··· Provided material

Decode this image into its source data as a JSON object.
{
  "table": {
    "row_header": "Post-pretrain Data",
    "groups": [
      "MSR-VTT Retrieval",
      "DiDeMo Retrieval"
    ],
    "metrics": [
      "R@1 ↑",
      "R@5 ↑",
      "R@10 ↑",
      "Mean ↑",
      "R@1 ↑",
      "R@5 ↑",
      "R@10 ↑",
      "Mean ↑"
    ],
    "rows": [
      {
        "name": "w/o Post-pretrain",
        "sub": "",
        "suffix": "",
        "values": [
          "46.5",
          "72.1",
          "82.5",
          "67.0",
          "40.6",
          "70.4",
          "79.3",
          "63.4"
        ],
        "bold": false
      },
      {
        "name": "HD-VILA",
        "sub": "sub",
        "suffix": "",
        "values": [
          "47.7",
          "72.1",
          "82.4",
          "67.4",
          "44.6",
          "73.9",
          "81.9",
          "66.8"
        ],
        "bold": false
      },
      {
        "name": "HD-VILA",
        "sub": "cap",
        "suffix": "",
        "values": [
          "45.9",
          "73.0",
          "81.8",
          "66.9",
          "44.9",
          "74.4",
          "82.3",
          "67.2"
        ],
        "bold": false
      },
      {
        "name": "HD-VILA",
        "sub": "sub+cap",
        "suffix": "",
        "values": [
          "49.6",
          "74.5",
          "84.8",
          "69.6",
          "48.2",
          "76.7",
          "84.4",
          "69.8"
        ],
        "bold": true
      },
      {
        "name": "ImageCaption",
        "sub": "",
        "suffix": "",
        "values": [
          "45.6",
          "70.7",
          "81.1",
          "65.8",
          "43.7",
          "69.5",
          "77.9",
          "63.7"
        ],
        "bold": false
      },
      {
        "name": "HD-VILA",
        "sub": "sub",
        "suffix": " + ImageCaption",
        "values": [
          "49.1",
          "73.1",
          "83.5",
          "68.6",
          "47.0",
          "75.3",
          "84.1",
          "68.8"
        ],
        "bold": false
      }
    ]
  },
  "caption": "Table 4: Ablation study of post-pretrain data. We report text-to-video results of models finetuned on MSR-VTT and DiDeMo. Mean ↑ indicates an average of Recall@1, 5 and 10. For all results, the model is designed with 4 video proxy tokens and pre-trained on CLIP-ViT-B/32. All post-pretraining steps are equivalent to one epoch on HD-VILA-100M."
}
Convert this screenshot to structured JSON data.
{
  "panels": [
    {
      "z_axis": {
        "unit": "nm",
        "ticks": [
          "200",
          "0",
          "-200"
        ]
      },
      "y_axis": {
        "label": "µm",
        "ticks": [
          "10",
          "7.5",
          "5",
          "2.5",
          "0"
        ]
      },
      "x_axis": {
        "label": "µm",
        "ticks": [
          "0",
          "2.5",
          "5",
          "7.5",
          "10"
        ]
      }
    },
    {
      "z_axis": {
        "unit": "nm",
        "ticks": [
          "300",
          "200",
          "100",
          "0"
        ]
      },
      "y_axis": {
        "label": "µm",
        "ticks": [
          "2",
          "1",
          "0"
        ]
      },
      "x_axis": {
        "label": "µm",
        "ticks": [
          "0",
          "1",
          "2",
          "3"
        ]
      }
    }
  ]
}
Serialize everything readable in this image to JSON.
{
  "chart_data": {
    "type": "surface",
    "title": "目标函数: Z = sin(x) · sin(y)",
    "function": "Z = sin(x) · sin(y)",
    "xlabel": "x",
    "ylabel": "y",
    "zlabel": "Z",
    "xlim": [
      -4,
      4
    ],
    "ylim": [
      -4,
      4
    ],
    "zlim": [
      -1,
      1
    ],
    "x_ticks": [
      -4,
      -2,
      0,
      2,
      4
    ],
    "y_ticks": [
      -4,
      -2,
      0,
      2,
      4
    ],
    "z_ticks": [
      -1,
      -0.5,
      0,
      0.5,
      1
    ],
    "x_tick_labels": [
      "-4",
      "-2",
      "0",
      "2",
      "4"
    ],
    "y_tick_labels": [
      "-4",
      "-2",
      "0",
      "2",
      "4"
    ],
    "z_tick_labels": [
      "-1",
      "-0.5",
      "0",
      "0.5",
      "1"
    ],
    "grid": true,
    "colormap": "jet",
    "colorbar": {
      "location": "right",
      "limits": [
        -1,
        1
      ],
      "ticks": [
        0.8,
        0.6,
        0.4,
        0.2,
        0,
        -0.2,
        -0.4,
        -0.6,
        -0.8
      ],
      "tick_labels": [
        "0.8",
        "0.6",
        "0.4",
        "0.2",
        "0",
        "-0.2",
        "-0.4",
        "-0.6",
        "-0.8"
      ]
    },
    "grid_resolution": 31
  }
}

······

Across the records above, count the lines holding "Retrieval" and reply with that number alone.

**Written solution:** 2